• Required task: Tally the lines of the listing that contain the word "date", then give the total and nothing else.

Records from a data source
↓

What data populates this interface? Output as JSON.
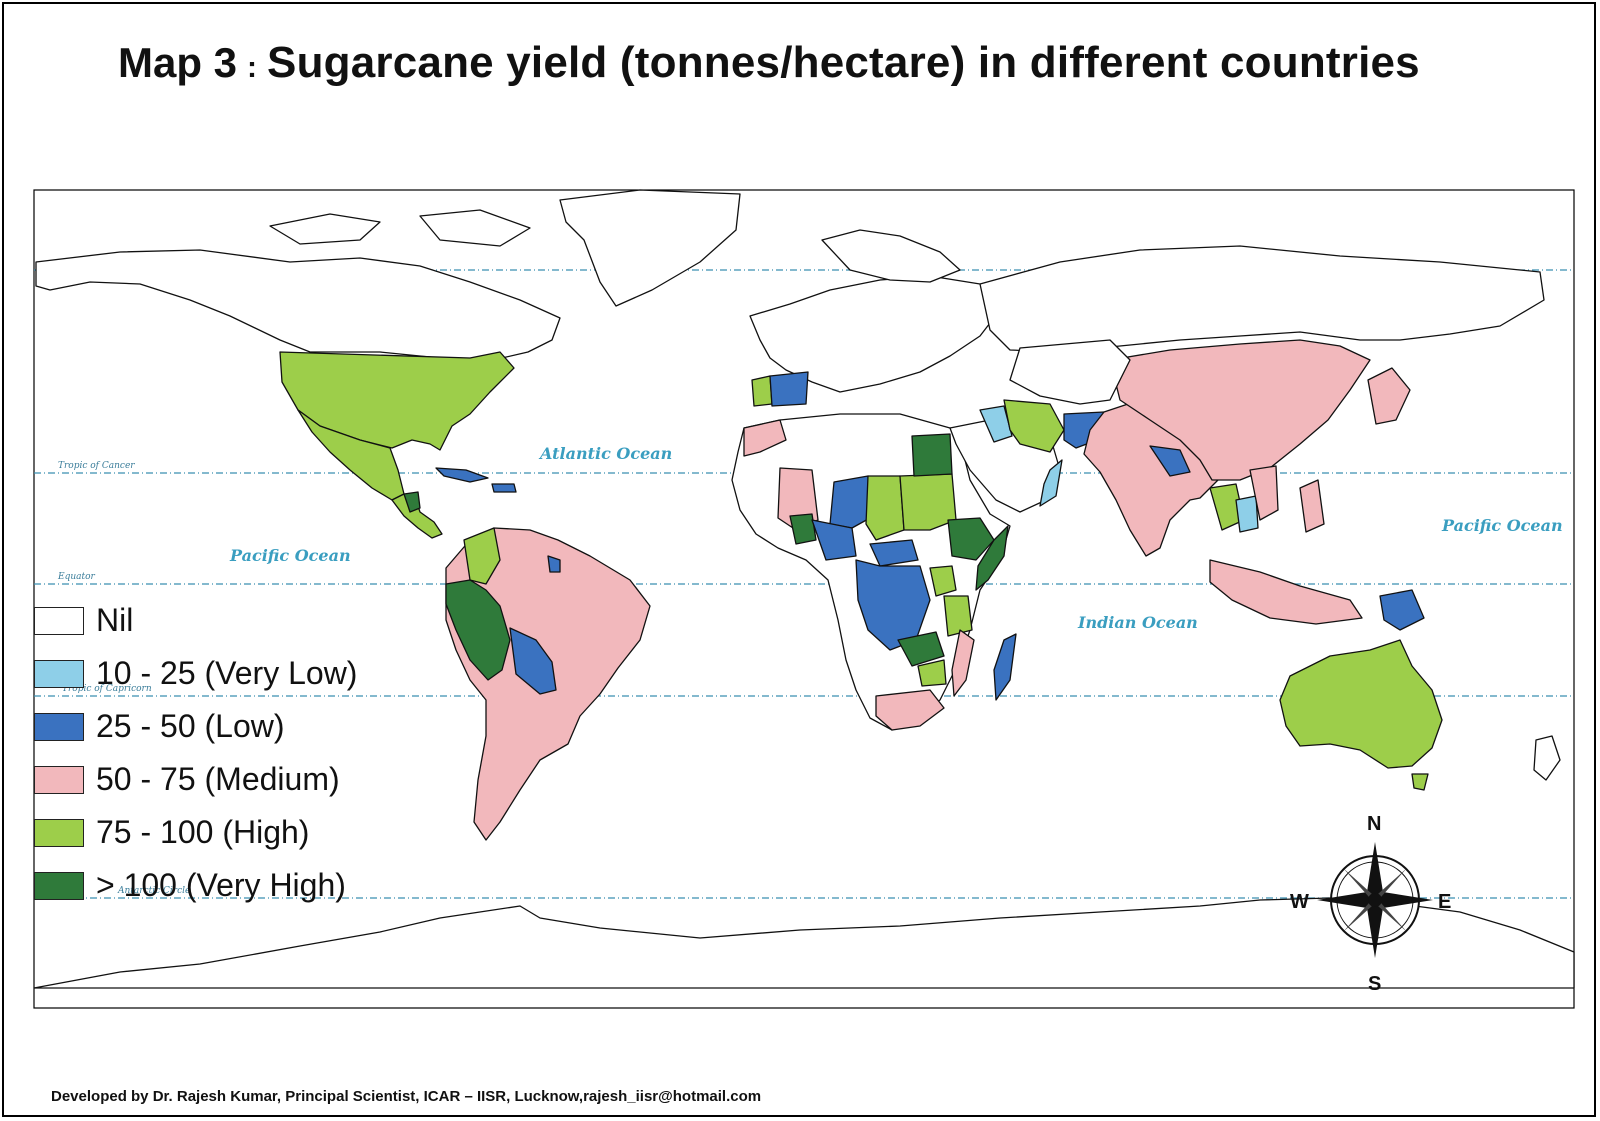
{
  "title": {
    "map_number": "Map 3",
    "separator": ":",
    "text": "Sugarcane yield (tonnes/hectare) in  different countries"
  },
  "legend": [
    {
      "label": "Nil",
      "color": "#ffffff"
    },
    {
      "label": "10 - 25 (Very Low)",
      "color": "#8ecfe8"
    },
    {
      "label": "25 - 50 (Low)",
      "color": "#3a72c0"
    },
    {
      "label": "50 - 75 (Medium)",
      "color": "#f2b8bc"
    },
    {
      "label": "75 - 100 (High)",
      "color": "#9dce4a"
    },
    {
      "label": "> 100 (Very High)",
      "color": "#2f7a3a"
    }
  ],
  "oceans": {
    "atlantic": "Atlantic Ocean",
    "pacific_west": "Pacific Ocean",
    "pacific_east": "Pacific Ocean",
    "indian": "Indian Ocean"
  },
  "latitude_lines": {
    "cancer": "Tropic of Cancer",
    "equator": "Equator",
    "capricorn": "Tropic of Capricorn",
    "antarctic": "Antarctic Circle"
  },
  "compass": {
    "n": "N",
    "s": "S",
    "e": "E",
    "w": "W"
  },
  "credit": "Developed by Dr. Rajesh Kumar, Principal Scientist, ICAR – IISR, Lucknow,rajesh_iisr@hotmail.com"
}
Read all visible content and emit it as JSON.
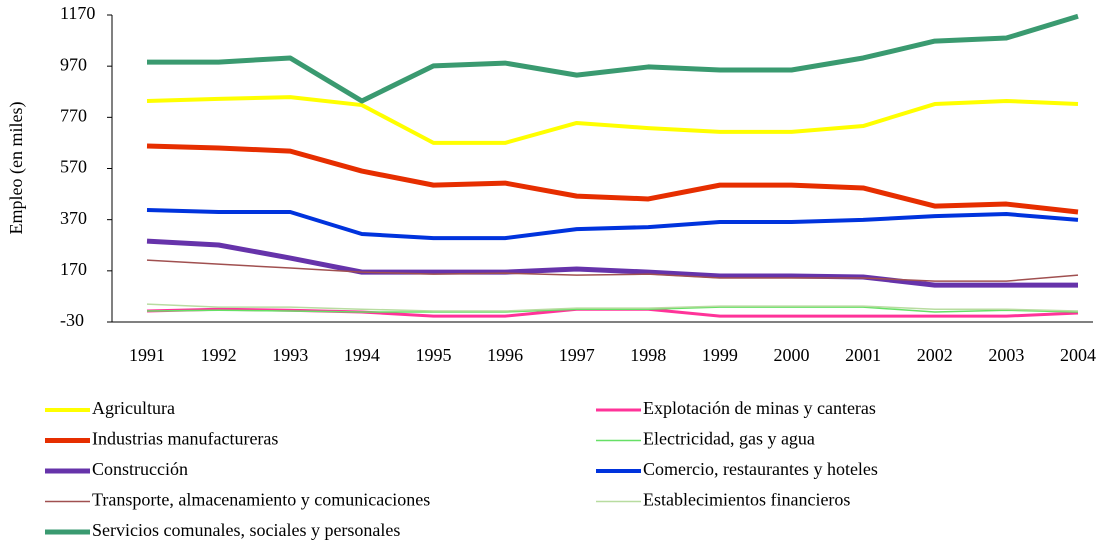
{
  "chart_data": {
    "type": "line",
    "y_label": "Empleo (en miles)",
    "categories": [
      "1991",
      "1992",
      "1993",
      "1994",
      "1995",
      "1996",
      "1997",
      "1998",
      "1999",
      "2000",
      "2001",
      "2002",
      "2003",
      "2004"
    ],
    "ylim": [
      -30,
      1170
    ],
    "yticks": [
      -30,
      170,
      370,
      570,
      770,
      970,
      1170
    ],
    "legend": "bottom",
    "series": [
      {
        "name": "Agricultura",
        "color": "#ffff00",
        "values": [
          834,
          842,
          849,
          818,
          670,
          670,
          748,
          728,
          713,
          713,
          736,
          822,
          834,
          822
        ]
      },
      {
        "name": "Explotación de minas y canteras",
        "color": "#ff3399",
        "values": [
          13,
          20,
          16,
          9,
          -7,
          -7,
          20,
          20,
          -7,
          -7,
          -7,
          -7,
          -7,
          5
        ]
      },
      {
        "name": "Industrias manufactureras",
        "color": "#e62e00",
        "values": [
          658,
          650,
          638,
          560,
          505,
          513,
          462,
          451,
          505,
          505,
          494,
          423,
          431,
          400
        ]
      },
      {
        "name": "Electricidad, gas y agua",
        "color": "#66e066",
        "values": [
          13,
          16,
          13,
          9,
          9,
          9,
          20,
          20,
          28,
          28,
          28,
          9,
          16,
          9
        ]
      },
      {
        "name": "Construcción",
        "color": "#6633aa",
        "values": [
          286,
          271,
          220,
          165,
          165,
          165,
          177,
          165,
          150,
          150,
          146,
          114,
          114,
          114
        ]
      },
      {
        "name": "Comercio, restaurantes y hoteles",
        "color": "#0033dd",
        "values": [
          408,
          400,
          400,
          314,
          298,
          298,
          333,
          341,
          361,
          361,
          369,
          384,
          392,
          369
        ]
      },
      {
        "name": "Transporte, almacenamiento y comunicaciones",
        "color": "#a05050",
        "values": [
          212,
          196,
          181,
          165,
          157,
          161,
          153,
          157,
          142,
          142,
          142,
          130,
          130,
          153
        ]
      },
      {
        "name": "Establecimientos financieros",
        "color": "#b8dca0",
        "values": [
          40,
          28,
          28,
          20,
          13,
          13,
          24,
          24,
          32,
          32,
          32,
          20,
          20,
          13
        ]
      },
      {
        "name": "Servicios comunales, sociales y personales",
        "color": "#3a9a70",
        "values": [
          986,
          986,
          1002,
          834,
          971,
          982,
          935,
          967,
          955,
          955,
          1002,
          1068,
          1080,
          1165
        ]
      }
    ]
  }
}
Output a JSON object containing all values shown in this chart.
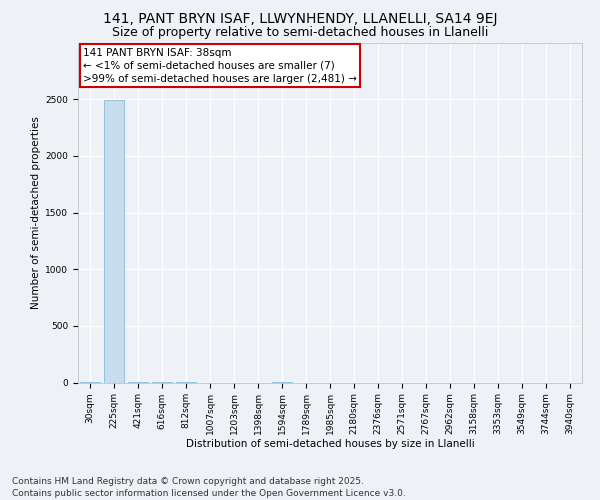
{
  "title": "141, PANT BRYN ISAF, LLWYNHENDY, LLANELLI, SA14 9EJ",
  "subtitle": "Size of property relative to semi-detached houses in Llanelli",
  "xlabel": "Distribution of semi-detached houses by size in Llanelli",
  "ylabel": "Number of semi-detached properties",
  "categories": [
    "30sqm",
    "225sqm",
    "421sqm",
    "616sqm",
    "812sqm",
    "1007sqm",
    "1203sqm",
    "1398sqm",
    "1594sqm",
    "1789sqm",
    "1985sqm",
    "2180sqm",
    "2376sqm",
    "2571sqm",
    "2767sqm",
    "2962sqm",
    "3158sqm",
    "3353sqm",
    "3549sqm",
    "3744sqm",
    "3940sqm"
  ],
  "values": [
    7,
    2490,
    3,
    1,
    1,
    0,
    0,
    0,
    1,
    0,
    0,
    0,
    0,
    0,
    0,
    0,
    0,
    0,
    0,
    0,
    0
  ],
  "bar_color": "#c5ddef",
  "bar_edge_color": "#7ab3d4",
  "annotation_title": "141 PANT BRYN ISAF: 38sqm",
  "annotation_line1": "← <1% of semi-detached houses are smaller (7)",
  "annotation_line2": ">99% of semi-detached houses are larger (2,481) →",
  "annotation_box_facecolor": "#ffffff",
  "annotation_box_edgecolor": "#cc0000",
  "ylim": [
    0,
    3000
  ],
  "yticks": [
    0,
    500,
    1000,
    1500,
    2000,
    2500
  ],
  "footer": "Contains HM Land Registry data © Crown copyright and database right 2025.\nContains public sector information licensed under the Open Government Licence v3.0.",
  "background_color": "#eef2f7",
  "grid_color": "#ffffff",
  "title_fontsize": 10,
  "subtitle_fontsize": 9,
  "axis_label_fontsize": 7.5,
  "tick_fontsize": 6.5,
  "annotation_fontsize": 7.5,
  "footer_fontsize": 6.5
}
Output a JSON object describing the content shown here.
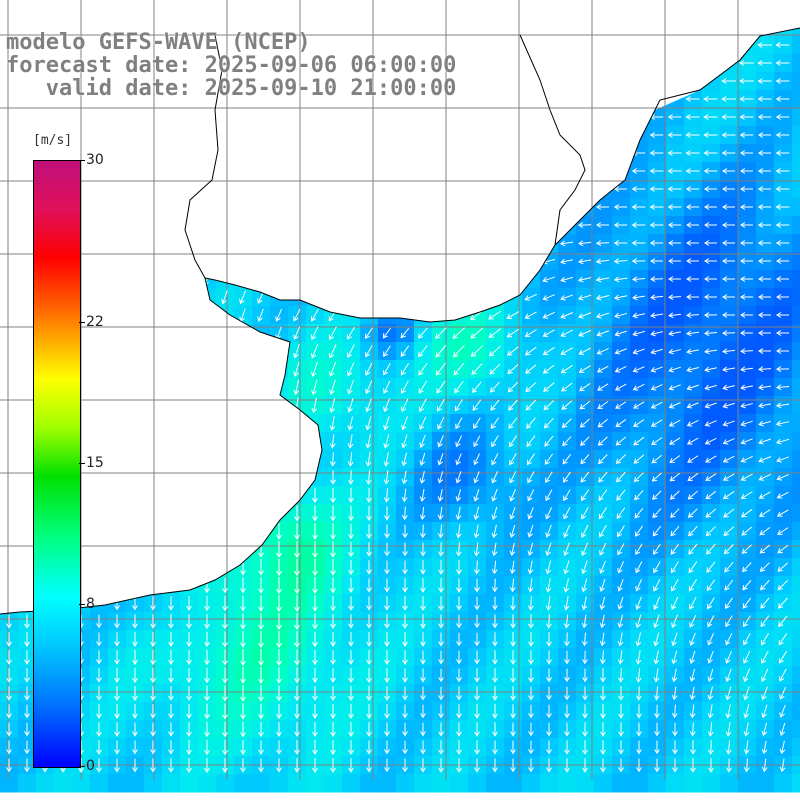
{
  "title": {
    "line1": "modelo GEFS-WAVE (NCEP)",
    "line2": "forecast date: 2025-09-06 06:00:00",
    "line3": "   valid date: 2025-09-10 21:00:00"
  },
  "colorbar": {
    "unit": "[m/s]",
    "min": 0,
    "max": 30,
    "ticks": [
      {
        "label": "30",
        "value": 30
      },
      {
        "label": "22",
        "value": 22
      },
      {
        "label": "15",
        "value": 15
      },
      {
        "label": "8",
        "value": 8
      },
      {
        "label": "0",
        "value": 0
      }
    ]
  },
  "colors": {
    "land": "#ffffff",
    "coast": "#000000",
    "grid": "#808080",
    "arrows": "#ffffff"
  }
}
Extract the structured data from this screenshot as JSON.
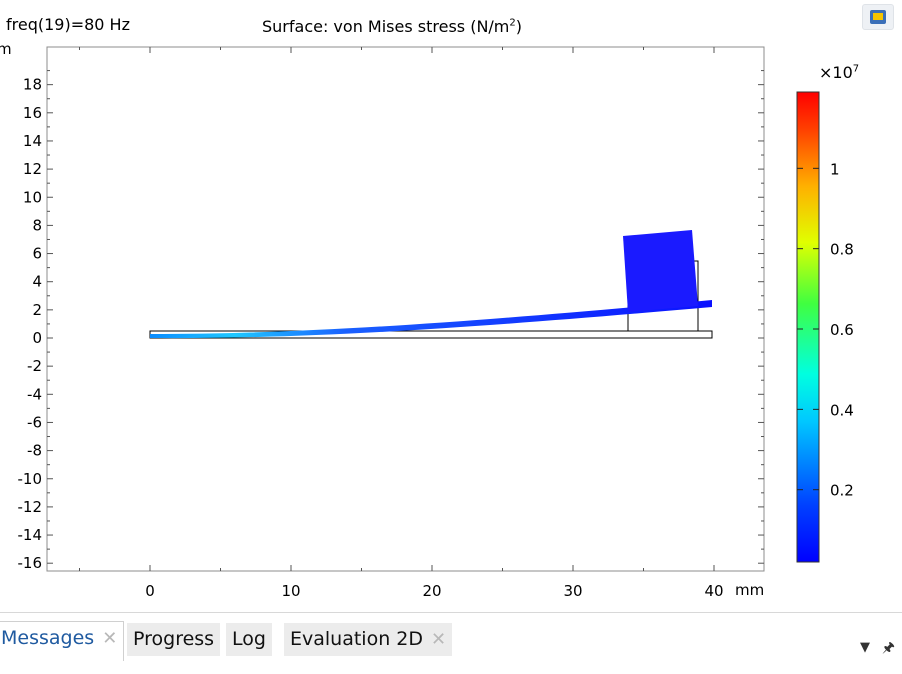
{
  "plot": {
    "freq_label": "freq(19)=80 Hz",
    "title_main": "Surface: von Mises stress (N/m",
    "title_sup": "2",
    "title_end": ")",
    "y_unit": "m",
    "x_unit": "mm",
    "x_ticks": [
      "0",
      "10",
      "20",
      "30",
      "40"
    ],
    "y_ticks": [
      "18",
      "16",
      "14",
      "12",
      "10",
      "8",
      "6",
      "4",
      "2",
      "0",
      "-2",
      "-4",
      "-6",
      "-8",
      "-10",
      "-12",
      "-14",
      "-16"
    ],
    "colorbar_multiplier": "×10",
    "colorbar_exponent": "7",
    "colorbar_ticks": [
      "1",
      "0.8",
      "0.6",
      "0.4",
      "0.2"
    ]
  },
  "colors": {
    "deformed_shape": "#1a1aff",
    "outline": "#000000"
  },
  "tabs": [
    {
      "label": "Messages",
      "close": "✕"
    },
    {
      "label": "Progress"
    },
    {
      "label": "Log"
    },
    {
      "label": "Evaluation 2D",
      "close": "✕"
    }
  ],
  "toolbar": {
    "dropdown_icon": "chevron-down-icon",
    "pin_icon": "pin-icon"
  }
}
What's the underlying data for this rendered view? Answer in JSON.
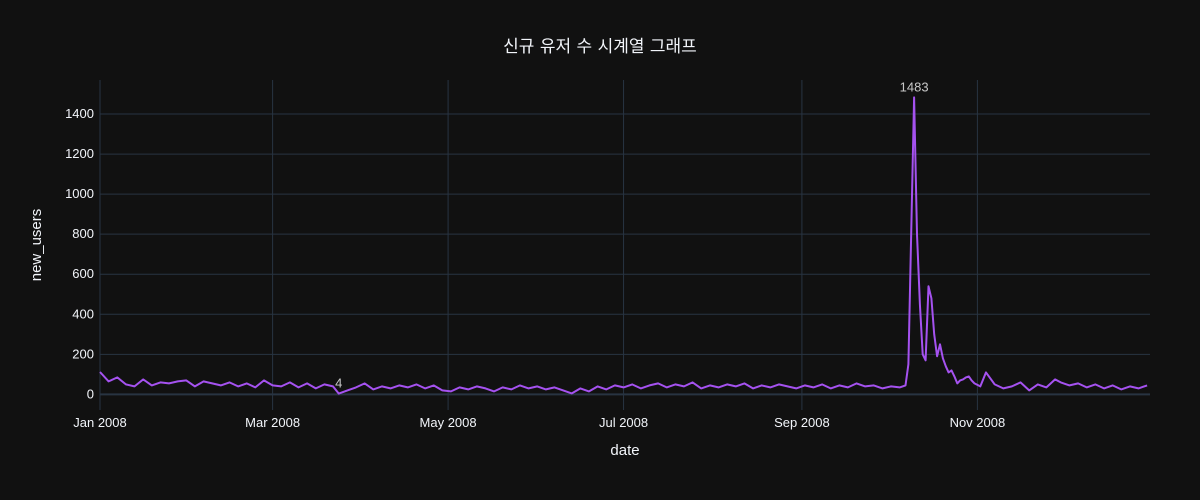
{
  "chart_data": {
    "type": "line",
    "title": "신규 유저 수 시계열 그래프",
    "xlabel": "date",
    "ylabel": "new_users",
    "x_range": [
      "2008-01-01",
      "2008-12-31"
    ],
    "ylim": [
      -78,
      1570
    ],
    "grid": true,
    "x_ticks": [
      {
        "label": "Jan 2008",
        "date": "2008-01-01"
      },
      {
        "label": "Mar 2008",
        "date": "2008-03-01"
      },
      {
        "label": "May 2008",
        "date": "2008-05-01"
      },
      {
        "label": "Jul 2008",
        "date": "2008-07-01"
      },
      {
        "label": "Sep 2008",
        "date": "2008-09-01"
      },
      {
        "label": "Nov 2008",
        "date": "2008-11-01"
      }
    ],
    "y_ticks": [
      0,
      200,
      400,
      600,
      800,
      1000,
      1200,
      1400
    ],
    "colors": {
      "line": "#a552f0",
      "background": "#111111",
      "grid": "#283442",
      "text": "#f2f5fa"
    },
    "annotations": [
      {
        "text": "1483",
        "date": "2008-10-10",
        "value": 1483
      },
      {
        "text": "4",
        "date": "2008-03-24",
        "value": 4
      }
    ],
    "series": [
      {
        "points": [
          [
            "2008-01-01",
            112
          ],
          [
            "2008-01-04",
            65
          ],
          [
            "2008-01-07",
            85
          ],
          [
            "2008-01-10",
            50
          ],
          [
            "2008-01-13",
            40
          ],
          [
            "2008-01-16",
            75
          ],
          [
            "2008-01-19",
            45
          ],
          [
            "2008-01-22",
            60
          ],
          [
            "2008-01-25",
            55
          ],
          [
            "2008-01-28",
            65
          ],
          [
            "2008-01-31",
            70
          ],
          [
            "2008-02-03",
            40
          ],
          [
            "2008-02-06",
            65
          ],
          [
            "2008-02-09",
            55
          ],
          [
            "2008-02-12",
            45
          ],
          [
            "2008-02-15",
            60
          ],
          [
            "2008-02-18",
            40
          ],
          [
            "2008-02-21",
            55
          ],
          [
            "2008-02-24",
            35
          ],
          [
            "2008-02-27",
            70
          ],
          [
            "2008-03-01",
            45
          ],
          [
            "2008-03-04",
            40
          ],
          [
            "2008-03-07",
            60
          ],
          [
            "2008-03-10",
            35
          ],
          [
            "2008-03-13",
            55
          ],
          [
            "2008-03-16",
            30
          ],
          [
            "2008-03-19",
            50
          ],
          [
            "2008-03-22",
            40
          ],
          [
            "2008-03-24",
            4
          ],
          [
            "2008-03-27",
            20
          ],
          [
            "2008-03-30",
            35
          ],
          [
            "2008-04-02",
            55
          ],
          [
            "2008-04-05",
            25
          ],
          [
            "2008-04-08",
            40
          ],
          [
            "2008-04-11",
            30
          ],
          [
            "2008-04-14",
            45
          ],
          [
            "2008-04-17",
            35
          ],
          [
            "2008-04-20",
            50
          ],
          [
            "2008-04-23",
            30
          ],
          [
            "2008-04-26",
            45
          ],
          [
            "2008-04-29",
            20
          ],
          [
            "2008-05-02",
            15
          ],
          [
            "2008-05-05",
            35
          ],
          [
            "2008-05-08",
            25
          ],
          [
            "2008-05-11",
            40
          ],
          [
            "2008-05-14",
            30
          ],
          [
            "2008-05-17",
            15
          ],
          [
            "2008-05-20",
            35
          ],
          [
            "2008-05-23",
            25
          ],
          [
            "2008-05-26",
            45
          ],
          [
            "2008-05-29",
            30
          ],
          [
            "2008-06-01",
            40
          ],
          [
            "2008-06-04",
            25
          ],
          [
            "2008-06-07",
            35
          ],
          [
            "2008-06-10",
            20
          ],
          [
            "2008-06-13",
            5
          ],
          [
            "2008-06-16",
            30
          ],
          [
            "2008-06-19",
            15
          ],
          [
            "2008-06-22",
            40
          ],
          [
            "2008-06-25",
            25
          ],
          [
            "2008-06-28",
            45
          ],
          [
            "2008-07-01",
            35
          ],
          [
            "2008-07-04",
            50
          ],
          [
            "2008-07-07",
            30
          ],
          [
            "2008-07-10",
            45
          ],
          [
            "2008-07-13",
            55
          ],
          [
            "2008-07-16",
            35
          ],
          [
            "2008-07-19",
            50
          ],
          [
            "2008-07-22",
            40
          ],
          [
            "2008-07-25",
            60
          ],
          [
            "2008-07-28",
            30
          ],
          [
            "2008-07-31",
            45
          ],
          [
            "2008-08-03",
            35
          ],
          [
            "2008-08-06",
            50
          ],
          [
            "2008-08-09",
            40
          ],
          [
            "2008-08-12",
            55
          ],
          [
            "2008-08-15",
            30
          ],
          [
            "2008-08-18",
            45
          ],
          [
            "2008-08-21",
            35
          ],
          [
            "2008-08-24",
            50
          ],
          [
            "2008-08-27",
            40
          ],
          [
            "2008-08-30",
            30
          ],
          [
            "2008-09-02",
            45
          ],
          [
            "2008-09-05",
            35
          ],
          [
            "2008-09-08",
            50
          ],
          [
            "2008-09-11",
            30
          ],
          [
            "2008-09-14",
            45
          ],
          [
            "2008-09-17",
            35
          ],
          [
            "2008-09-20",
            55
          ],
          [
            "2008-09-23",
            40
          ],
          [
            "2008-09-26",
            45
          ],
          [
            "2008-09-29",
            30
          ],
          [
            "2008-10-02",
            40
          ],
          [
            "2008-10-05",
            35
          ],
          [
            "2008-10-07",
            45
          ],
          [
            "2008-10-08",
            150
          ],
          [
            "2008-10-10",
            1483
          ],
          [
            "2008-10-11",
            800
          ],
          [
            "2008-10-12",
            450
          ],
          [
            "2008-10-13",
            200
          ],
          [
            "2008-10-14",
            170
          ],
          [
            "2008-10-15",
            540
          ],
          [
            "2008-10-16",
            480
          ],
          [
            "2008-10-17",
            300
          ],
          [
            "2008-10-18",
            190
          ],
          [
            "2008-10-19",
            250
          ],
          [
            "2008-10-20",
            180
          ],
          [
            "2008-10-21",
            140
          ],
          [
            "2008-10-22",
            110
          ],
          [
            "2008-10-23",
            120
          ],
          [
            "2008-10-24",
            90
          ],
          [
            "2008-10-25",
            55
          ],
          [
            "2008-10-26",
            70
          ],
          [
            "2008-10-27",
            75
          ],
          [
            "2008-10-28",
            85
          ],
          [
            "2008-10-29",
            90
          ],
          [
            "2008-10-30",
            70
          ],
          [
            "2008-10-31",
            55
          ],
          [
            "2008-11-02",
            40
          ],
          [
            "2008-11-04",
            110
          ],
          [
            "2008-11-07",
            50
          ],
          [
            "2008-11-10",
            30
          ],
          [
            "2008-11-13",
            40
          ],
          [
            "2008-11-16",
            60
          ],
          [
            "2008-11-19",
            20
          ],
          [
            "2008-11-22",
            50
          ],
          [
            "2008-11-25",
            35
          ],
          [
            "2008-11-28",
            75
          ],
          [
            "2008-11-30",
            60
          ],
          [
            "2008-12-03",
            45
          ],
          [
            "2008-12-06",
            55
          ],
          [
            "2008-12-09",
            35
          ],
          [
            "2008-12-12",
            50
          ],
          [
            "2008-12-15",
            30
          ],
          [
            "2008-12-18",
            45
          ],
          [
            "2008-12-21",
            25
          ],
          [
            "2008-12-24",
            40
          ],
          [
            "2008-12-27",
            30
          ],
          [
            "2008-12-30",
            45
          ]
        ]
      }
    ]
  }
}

↑

• Result: 11